[Stored dataset items]
[BEGIN]

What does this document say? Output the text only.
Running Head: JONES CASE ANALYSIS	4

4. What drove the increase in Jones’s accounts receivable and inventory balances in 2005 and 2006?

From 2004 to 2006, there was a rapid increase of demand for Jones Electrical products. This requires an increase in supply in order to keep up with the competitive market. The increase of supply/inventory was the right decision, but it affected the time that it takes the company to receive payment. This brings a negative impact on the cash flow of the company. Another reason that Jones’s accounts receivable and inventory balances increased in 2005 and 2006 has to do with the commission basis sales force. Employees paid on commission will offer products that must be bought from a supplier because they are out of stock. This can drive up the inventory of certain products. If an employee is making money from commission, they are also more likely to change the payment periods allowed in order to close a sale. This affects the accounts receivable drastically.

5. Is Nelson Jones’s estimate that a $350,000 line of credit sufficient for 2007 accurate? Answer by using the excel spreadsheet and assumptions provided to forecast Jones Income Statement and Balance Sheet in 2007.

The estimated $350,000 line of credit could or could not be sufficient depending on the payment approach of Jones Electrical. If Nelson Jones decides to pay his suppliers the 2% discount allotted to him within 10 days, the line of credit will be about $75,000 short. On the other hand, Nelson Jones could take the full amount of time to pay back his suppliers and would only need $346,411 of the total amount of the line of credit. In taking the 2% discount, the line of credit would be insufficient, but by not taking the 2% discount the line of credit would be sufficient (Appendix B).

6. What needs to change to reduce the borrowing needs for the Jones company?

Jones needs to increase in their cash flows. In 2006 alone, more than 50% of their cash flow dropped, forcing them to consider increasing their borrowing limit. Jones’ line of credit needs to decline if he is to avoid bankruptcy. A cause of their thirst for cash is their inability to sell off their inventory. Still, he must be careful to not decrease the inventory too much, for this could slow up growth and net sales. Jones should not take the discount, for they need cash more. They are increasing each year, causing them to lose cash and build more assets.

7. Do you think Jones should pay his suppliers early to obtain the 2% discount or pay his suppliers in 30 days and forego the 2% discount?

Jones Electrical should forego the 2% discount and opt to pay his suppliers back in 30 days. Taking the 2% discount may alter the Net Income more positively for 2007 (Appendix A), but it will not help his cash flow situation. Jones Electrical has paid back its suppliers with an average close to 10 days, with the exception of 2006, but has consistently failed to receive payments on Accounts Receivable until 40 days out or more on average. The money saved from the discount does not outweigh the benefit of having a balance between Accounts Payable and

[END]

• _Job_: Reproduce each entry from the records above, character for character.

• _Reply to the exercise_:
What does this document say? Output the text only.
Running Head: JONES CASE ANALYSIS	4

4. What drove the increase in Jones’s accounts receivable and inventory balances in 2005 and 2006?

From 2004 to 2006, there was a rapid increase of demand for Jones Electrical products. This requires an increase in supply in order to keep up with the competitive market. The increase of supply/inventory was the right decision, but it affected the time that it takes the company to receive payment. This brings a negative impact on the cash flow of the company. Another reason that Jones’s accounts receivable and inventory balances increased in 2005 and 2006 has to do with the commission basis sales force. Employees paid on commission will offer products that must be bought from a supplier because they are out of stock. This can drive up the inventory of certain products. If an employee is making money from commission, they are also more likely to change the payment periods allowed in order to close a sale. This affects the accounts receivable drastically.

5. Is Nelson Jones’s estimate that a $350,000 line of credit sufficient for 2007 accurate? Answer by using the excel spreadsheet and assumptions provided to forecast Jones Income Statement and Balance Sheet in 2007.

The estimated $350,000 line of credit could or could not be sufficient depending on the payment approach of Jones Electrical. If Nelson Jones decides to pay his suppliers the 2% discount allotted to him within 10 days, the line of credit will be about $75,000 short. On the other hand, Nelson Jones could take the full amount of time to pay back his suppliers and would only need $346,411 of the total amount of the line of credit. In taking the 2% discount, the line of credit would be insufficient, but by not taking the 2% discount the line of credit would be sufficient (Appendix B).

6. What needs to change to reduce the borrowing needs for the Jones company?

Jones needs to increase in their cash flows. In 2006 alone, more than 50% of their cash flow dropped, forcing them to consider increasing their borrowing limit. Jones’ line of credit needs to decline if he is to avoid bankruptcy. A cause of their thirst for cash is their inability to sell off their inventory. Still, he must be careful to not decrease the inventory too much, for this could slow up growth and net sales. Jones should not take the discount, for they need cash more. They are increasing each year, causing them to lose cash and build more assets.

7. Do you think Jones should pay his suppliers early to obtain the 2% discount or pay his suppliers in 30 days and forego the 2% discount?

Jones Electrical should forego the 2% discount and opt to pay his suppliers back in 30 days. Taking the 2% discount may alter the Net Income more positively for 2007 (Appendix A), but it will not help his cash flow situation. Jones Electrical has paid back its suppliers with an average close to 10 days, with the exception of 2006, but has consistently failed to receive payments on Accounts Receivable until 40 days out or more on average. The money saved from the discount does not outweigh the benefit of having a balance between Accounts Payable and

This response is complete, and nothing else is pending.